TEXTAUSZUG |
>>
Wenn zwei Galaxienhaufen verschmelzen, werden Radioemissionen ‒ sogenannte Radiohalos ‒ mit einer Größe von Millionen von Lichtjahren erzeugt. „Radiohalos werden von extrem schnellen Elementarteilchen hervorgerufen“, erläutert Dr. Amanda Wilber von der Sternwarte der Universität Hamburg. „Mit LOFAR können wir erforschen, welche kosmischen Beschleuniger diese Teilchen erzeugen und was diese antreibt.“ Dr. Matthias Hoeft von der Thüringer Landessternwarte Tautenburg fügt hinzu: “Wenn Galaxienhaufen verschmelzen, entstehen riesige Stoßwellen. Mit LOFAR können wir deren Radioemission aufspüren und lernen dadurch viel über das Gas am Rand der gigantischen Galaxienhaufen.”
<<
ZIEL DER ÜBUNG |
Beantworte diese drei Fragen zum Text über Radiohalos:
1. Wovon werden Radiohalos laut Dr. Amanda Wilber hervorgerufen?
2. An welcher Einrichtung arbeitet Dr. Matthias Hoeft?
3. Was entsteht nach Hoeft, wenn Galaxienhaufen verschmelzen?
Die Einträge sind eigenständiges Material und gehören nicht zum Text.

[Annotationen mit Begrenzungsrahmen]
>>
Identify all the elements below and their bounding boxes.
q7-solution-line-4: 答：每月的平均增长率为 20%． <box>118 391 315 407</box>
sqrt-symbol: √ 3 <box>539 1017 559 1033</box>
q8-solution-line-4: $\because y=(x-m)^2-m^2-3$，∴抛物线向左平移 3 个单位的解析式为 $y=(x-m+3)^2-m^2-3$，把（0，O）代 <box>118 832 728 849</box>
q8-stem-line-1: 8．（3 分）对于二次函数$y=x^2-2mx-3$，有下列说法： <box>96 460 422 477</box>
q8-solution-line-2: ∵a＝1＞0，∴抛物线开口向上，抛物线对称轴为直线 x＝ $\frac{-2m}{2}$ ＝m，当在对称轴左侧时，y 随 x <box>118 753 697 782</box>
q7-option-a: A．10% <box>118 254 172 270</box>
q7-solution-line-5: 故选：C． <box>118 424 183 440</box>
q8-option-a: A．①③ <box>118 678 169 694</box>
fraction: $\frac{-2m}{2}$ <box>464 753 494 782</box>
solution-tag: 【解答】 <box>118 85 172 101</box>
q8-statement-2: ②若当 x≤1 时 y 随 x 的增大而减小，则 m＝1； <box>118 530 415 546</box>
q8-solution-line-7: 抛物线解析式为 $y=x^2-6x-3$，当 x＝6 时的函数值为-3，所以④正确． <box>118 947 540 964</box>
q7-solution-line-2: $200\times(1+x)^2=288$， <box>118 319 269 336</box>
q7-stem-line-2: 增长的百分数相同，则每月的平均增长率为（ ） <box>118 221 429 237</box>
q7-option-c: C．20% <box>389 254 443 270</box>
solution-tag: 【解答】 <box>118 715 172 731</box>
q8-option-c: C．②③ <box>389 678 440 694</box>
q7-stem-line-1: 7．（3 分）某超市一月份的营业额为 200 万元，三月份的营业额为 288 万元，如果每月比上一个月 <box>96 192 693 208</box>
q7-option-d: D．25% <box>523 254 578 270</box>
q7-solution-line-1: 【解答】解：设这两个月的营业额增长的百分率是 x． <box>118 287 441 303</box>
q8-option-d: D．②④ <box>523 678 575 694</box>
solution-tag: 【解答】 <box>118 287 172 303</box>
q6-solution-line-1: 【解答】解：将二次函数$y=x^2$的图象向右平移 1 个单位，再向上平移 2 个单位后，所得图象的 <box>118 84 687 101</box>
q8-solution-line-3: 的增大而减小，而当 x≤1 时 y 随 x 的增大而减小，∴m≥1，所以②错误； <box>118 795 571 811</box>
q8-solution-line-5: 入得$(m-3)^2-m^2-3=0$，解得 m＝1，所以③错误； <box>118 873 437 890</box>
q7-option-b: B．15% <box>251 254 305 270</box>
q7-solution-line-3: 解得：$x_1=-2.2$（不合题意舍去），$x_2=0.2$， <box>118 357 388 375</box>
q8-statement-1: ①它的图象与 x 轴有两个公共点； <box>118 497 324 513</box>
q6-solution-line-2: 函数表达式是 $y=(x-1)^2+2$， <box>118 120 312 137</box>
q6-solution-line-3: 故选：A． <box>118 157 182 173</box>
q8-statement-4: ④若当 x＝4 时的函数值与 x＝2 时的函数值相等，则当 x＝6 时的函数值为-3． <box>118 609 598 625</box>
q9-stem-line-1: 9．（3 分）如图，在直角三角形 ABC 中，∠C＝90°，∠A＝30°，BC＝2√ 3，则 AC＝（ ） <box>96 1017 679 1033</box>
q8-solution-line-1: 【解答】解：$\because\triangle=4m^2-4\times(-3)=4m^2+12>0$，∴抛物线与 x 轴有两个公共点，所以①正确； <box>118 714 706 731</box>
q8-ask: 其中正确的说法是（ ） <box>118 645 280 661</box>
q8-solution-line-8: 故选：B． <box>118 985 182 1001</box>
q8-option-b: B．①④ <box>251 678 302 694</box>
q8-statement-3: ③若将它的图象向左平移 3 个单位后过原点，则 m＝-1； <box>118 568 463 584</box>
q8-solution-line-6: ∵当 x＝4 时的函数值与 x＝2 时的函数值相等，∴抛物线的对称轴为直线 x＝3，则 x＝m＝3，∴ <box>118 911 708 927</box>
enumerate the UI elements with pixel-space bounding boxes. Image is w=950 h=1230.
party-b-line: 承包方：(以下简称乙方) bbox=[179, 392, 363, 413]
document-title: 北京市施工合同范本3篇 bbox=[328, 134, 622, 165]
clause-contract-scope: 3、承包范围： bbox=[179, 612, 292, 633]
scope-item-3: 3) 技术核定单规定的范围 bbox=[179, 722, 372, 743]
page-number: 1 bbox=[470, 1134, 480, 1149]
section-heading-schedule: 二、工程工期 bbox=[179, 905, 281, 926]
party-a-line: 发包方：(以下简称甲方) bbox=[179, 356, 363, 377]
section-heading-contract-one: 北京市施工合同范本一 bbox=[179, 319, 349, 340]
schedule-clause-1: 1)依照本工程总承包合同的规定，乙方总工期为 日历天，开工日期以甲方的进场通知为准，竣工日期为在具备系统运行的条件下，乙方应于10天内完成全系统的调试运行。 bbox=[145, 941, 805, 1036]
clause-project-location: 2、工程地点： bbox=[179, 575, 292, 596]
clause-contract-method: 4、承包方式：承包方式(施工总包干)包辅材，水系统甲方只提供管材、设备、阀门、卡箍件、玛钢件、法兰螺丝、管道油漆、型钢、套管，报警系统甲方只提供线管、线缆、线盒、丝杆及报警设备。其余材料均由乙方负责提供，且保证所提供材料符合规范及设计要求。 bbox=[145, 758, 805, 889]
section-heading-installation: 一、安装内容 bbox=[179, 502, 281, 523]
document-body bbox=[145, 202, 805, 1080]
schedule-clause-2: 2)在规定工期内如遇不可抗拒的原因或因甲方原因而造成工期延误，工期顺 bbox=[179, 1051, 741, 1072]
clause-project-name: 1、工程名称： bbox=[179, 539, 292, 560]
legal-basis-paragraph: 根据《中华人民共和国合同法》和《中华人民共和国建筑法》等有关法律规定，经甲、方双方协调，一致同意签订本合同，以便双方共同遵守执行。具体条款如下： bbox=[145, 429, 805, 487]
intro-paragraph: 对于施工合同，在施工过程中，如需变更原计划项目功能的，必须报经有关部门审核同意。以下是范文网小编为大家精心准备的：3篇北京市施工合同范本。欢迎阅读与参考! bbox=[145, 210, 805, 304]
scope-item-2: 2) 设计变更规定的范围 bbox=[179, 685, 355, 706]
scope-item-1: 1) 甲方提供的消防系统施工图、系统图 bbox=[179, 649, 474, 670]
<<
ERGEBNIS DER AUFGABE |
1. Von extrem schnellen Elementarteilchen.
2. An der Thüringer Landessternwarte Tautenburg.
3. Riesige Stoßwellen.